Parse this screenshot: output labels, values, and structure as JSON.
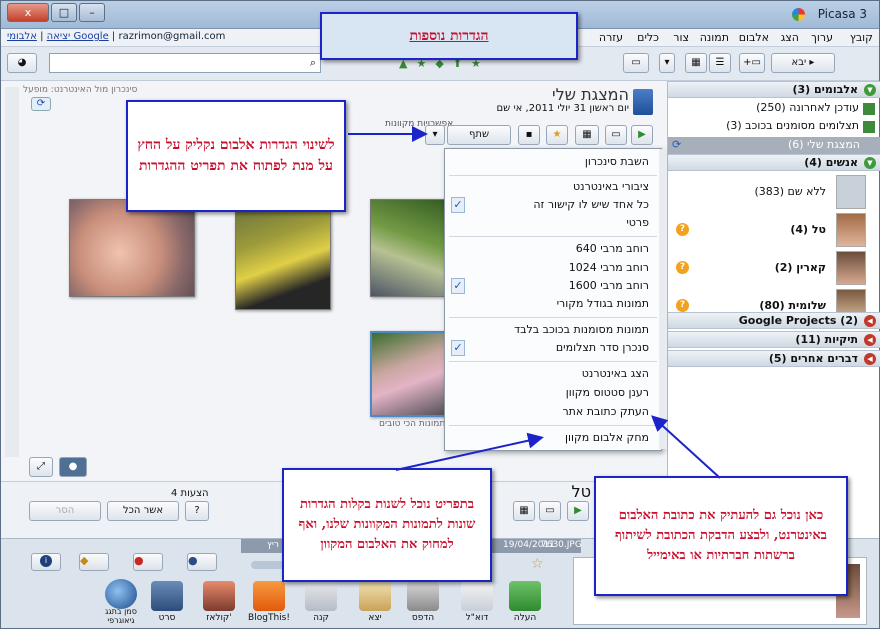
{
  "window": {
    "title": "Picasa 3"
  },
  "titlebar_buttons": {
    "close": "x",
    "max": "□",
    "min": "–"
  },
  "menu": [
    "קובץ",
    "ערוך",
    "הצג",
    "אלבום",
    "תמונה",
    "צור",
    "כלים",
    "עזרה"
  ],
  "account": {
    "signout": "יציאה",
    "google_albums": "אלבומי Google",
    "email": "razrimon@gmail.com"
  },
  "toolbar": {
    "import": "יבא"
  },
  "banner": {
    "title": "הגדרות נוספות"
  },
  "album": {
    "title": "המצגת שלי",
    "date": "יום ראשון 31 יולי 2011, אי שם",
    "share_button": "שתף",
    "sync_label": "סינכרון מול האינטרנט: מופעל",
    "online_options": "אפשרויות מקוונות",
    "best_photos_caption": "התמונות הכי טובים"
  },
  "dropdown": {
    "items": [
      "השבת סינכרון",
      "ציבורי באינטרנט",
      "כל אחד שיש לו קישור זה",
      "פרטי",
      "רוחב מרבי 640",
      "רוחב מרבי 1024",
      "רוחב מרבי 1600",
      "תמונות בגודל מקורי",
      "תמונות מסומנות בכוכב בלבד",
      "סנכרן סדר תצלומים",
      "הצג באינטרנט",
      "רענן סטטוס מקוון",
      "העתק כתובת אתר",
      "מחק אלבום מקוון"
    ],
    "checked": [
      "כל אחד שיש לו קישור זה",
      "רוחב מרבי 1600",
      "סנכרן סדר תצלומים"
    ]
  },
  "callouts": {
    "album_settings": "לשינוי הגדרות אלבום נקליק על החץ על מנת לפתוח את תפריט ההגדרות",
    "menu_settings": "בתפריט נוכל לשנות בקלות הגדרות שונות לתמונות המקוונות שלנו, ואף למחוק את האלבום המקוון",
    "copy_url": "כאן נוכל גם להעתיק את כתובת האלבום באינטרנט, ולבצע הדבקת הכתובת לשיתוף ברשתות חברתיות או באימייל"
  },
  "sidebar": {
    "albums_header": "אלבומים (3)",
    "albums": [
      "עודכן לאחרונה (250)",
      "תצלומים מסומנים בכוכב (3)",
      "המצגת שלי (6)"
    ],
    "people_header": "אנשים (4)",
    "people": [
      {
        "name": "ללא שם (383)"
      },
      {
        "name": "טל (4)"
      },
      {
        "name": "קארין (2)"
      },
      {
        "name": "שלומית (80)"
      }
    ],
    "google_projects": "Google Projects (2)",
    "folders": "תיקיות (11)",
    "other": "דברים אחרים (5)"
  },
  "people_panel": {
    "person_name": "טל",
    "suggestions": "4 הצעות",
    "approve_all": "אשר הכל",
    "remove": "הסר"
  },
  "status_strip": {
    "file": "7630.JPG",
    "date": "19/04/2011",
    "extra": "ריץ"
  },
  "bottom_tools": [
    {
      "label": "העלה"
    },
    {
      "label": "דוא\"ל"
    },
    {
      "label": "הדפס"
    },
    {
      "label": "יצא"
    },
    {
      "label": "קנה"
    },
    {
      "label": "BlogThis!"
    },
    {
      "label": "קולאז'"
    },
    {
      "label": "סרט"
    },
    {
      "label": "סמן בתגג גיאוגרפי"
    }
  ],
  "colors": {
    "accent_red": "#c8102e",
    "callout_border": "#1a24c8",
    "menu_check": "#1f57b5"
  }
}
...
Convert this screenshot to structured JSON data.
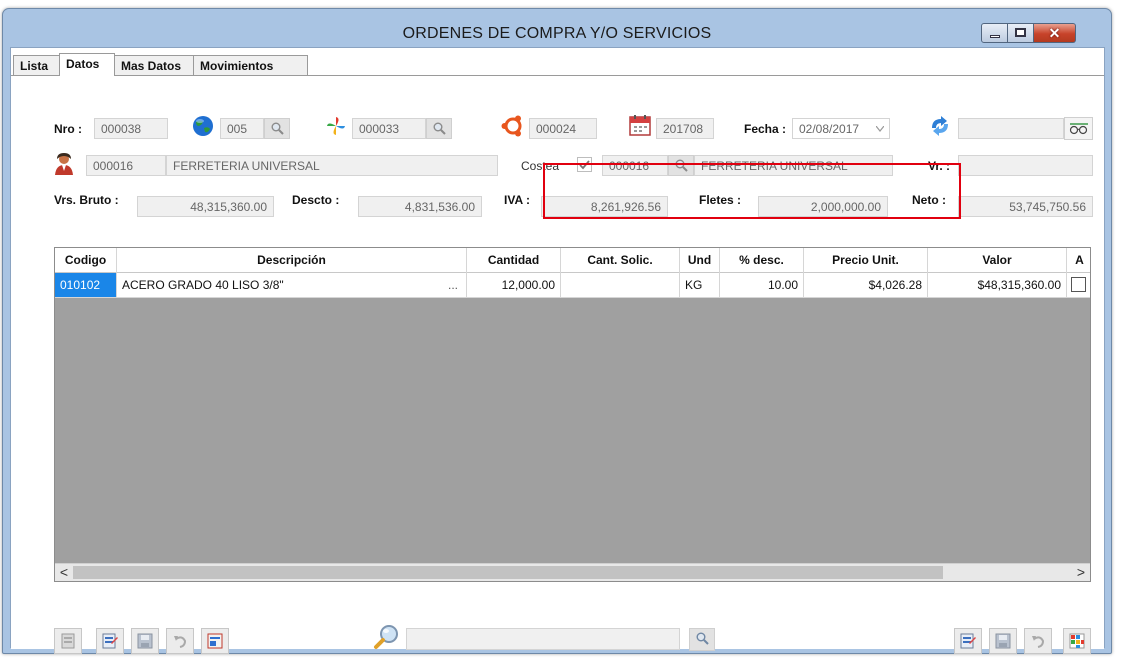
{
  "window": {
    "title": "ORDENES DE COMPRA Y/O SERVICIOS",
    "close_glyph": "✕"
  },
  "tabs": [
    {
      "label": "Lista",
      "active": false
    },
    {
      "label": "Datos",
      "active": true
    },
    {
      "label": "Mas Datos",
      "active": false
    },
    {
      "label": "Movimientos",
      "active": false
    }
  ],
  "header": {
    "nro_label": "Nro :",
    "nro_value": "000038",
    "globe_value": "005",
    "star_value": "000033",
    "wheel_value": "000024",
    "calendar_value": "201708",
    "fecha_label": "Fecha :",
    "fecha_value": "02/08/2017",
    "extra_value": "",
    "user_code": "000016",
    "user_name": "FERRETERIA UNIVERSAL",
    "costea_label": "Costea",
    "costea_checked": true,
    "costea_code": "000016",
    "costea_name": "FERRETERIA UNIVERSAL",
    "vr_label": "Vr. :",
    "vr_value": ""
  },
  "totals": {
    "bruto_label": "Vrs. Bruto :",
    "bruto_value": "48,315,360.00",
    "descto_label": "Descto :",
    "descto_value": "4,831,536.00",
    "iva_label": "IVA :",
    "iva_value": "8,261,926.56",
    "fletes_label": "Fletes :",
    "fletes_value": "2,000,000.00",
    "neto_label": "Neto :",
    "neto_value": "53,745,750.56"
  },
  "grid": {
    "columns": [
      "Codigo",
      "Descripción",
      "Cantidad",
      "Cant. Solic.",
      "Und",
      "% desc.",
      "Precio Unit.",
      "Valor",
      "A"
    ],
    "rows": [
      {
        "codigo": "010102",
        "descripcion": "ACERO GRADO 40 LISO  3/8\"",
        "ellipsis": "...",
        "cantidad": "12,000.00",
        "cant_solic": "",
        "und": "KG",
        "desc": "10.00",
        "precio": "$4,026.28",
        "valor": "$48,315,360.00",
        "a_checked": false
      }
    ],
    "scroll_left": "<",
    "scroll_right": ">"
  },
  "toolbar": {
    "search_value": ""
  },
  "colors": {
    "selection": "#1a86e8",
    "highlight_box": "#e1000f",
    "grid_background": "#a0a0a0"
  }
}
==
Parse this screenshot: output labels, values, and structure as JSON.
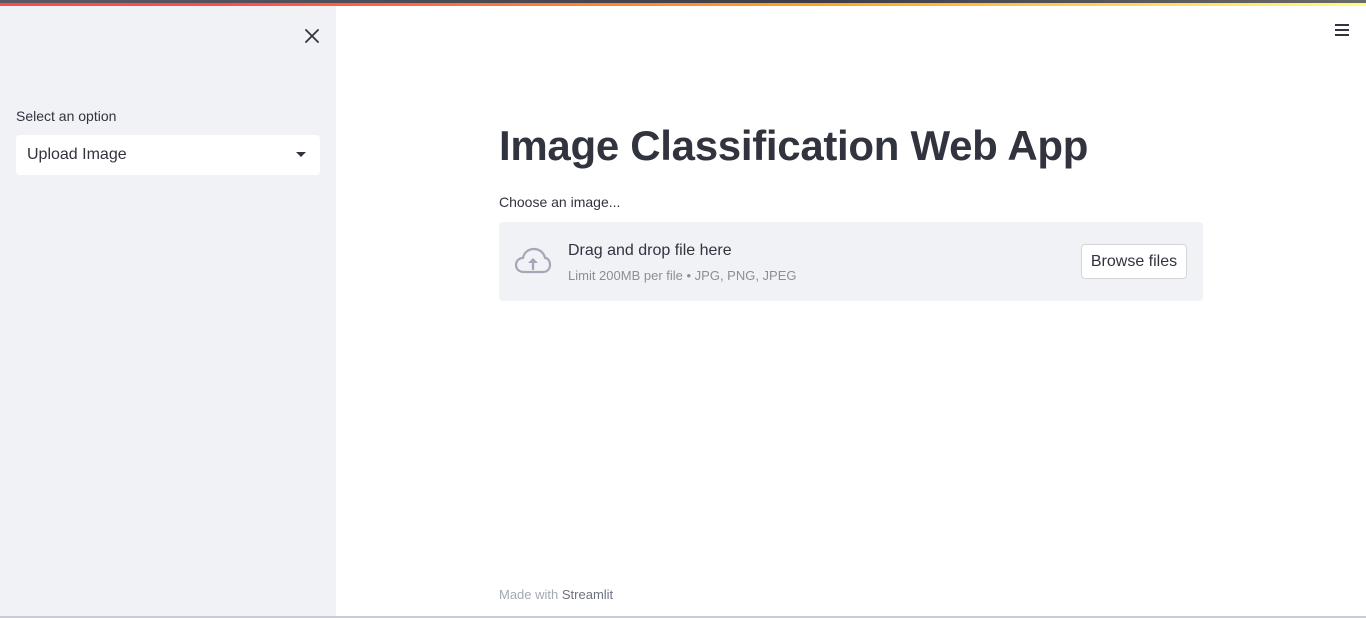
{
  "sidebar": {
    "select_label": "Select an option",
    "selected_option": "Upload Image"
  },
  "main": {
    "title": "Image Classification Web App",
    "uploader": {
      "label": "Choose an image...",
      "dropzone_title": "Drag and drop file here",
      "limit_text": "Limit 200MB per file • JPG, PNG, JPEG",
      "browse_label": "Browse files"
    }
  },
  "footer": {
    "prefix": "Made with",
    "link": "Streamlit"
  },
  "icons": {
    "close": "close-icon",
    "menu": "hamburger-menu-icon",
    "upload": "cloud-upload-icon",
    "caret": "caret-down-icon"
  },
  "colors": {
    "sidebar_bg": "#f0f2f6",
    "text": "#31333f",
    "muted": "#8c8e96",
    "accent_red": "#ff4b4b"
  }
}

* _TASK GOAL_
Find the word "מרבי" in the records and pull out each line that has it.

* _SOLUTION BELOW_
      "רוחב מרבי 640",
      "רוחב מרבי 1024",
      "רוחב מרבי 1600",
      "רוחב מרבי 1600",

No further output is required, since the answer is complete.